- **Requirements**:
Report each line of the data that includes the word "Contas".

- **Records for the task**:
________________
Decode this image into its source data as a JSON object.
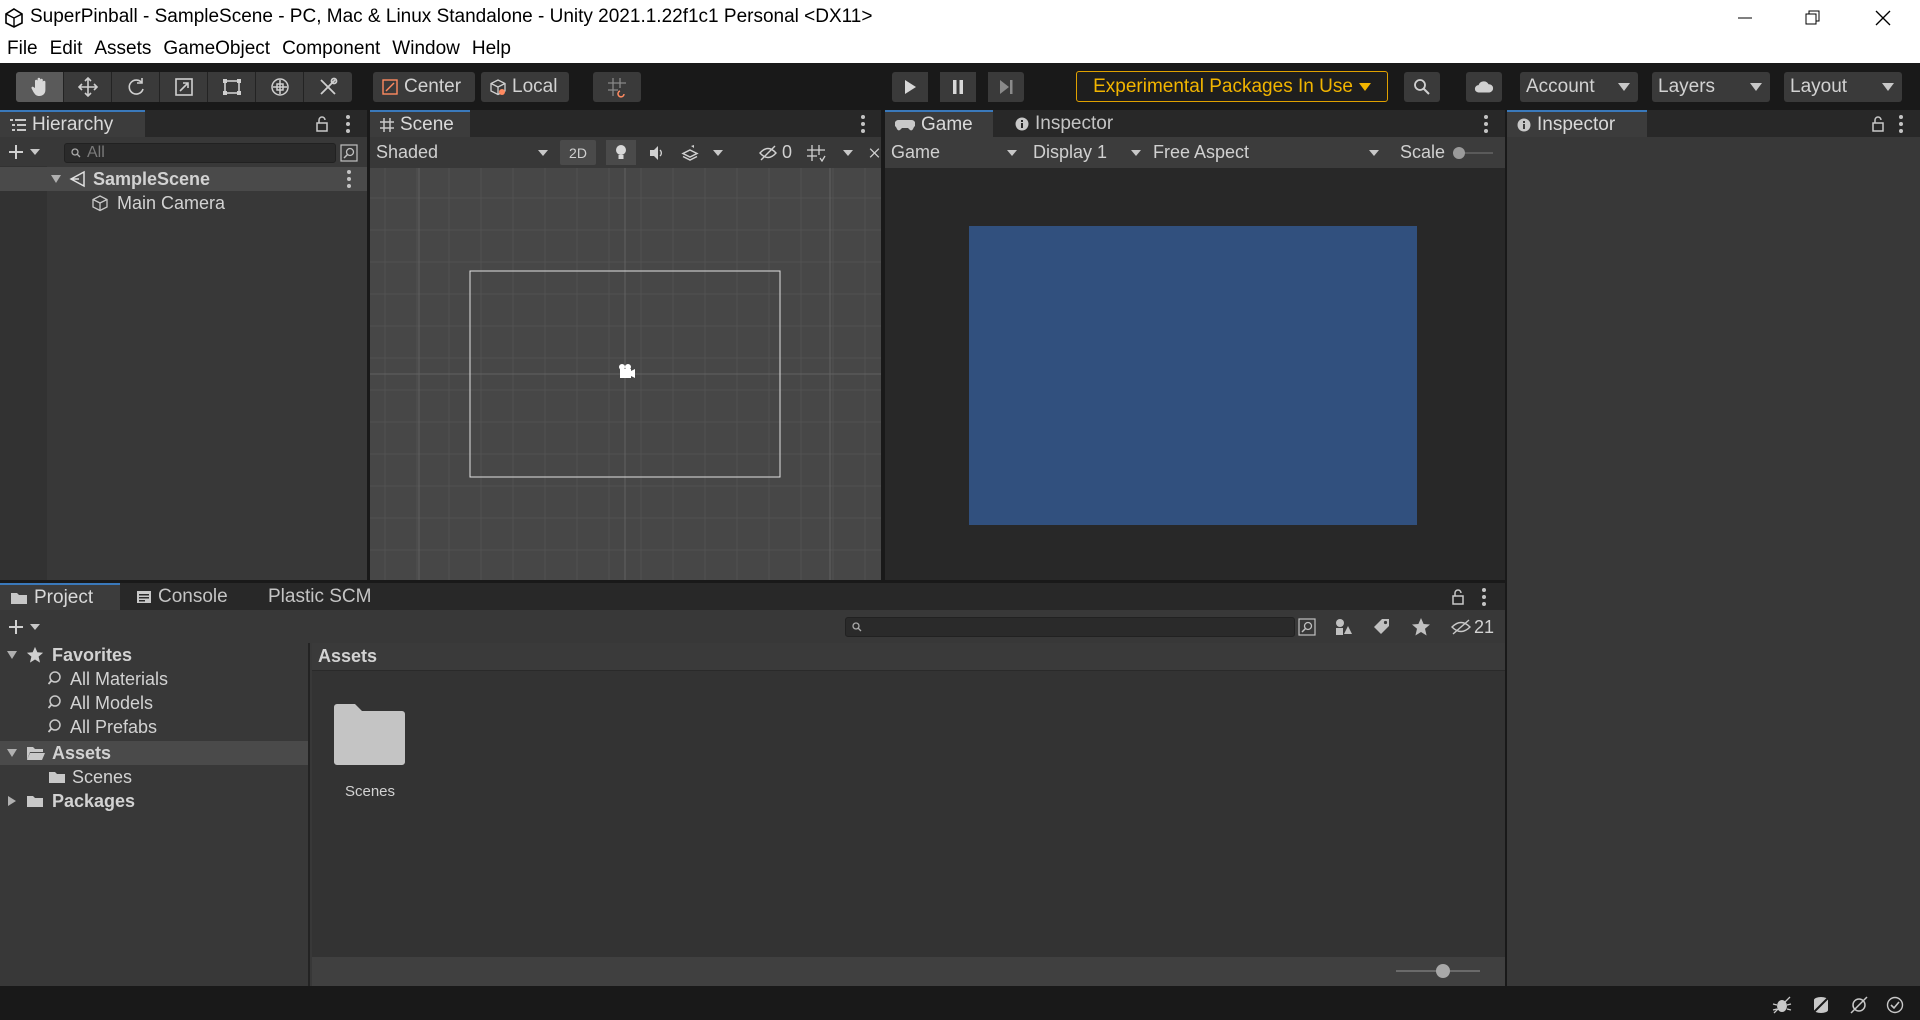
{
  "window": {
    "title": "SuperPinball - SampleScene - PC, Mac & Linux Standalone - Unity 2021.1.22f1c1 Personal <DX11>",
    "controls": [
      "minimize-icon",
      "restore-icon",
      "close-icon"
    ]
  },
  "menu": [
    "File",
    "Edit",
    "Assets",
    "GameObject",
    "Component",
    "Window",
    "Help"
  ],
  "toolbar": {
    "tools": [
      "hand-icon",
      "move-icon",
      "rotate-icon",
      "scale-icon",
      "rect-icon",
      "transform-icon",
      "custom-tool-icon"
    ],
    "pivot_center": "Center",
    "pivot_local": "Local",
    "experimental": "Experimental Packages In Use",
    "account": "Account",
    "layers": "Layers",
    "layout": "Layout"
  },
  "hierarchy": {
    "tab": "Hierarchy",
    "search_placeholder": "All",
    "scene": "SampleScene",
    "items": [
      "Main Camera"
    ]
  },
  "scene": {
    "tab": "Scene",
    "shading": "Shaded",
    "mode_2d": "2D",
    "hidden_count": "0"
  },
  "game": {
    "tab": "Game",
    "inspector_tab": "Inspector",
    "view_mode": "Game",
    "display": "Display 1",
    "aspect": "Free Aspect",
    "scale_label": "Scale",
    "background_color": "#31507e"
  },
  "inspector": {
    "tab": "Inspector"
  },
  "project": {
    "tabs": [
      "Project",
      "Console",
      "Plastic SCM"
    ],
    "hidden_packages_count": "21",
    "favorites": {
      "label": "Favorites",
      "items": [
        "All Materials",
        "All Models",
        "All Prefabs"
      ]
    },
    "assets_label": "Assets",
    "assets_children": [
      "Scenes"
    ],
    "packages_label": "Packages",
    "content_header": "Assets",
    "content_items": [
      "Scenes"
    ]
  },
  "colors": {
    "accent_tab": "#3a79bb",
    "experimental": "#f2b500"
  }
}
________________
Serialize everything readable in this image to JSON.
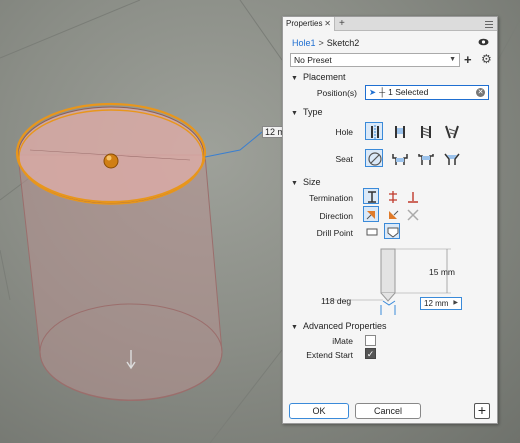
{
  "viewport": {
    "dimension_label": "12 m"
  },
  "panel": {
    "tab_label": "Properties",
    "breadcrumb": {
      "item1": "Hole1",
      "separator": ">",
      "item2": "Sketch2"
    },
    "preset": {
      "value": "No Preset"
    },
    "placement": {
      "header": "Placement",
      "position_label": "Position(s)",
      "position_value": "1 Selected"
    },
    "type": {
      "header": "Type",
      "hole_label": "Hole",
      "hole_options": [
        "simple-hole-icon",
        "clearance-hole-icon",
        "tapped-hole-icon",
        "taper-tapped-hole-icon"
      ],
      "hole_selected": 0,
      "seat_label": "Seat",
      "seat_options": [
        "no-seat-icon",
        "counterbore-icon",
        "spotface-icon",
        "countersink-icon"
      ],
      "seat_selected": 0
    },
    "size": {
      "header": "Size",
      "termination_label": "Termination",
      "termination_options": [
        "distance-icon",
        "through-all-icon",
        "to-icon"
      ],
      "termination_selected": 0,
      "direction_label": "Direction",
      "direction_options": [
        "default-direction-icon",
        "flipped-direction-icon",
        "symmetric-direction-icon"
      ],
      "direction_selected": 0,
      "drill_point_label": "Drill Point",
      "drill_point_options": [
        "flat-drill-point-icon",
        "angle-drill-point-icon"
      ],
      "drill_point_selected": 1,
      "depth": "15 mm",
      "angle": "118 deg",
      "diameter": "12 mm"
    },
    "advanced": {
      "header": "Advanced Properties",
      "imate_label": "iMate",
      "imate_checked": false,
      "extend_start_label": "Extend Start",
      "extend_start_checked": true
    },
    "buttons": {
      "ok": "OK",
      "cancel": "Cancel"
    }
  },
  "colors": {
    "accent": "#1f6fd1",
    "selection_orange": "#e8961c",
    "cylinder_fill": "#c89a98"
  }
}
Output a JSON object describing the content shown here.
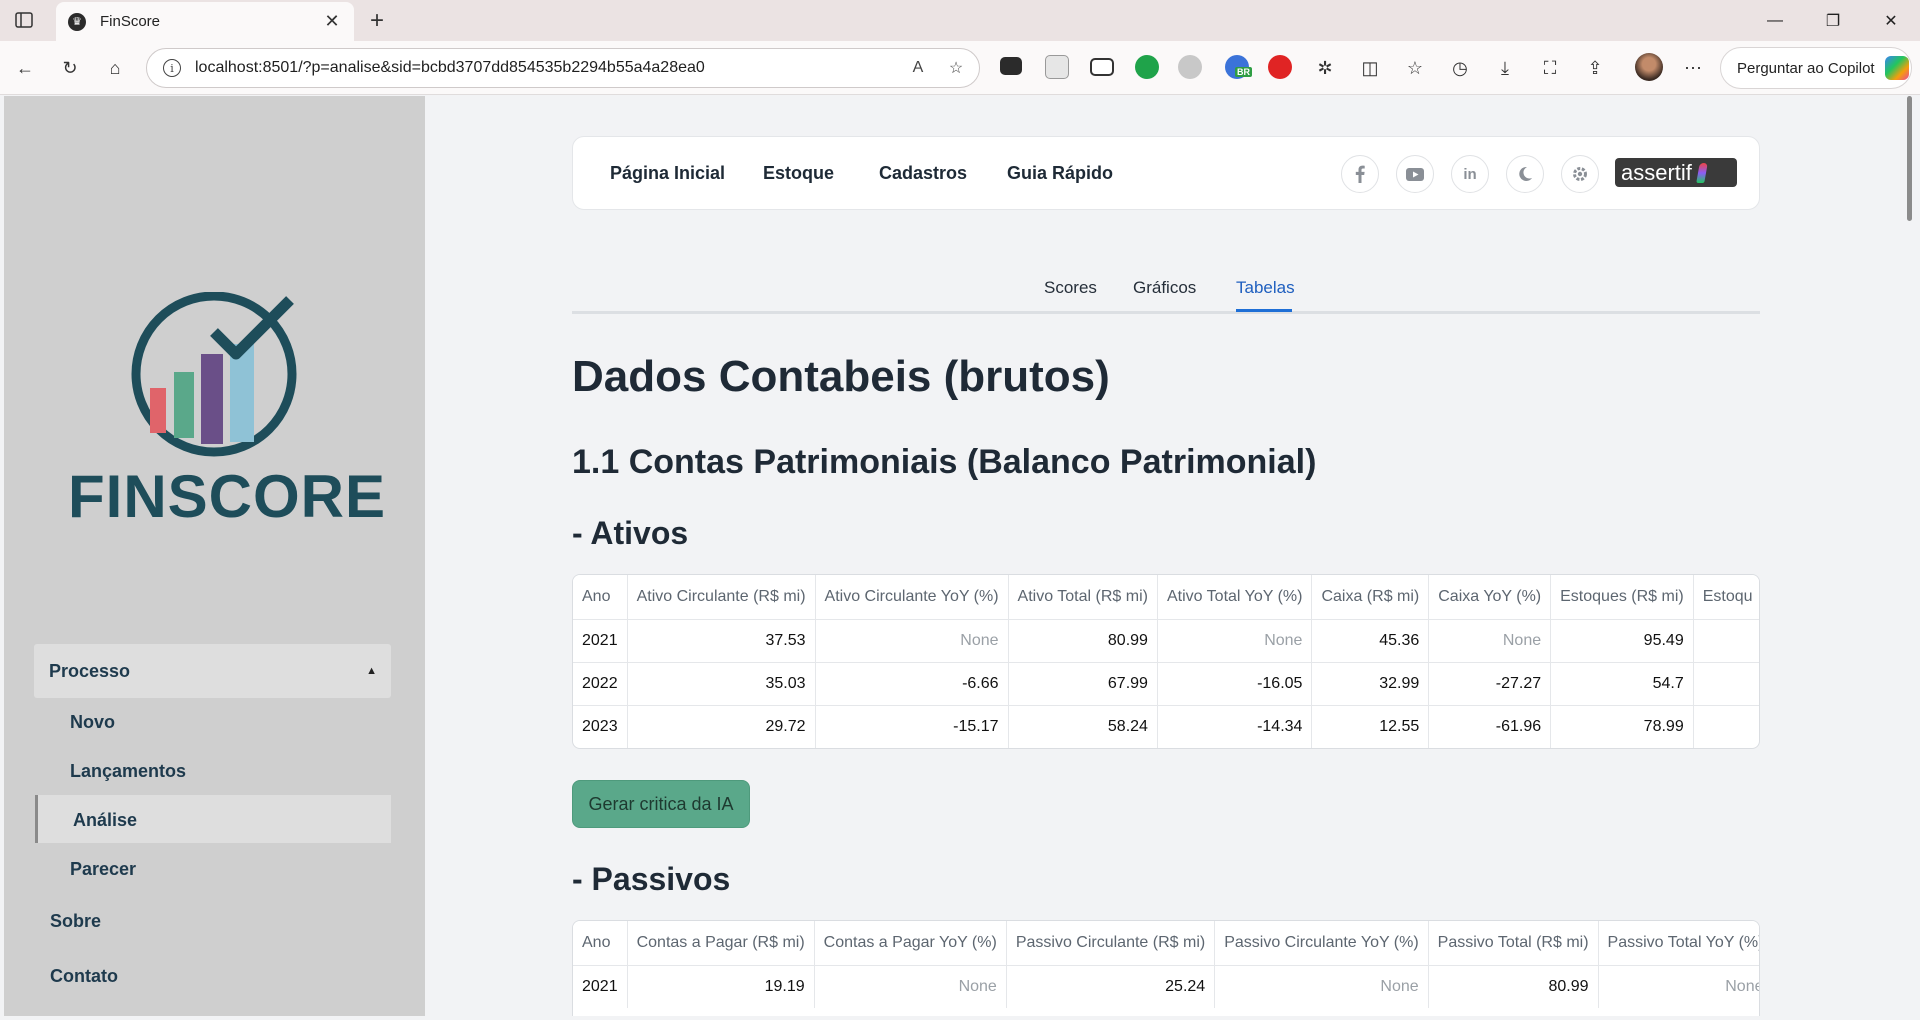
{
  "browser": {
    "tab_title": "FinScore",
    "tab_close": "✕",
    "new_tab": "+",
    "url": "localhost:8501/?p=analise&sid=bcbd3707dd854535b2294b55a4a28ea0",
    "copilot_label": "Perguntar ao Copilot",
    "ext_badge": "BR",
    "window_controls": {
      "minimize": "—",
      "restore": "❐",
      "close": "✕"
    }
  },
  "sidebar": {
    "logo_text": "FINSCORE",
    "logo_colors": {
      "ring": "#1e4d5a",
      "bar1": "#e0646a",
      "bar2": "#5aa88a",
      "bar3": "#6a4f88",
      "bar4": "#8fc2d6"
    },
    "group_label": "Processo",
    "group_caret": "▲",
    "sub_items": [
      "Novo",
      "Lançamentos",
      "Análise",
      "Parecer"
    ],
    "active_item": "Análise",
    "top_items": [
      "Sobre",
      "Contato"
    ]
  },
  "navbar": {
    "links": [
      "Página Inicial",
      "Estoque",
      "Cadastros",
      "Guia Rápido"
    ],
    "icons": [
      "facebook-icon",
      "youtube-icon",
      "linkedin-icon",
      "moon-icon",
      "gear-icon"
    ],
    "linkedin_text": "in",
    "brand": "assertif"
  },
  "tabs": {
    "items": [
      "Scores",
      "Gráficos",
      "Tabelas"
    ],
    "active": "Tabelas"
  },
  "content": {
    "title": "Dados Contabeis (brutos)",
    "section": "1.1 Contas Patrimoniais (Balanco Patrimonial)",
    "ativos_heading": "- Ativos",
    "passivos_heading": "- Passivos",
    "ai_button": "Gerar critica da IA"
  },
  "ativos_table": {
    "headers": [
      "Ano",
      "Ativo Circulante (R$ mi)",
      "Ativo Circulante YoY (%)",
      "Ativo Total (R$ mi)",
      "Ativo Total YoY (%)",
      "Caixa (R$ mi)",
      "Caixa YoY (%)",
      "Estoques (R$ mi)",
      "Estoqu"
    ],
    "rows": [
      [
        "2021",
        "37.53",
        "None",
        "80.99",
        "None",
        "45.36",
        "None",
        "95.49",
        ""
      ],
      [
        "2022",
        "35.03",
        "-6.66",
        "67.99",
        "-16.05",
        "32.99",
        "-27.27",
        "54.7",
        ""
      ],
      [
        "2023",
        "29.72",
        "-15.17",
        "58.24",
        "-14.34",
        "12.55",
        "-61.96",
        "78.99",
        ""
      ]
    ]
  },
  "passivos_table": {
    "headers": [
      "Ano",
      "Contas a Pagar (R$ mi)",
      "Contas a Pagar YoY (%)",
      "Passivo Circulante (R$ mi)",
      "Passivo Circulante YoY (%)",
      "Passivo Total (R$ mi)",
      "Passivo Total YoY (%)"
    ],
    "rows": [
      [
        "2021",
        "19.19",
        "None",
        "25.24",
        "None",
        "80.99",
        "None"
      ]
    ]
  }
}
________________
- **Expected answer**:
    "section": "1.1 Contas Patrimoniais (Balanco Patrimonial)",
      "Contas a Pagar (R$ mi)",
      "Contas a Pagar YoY (%)",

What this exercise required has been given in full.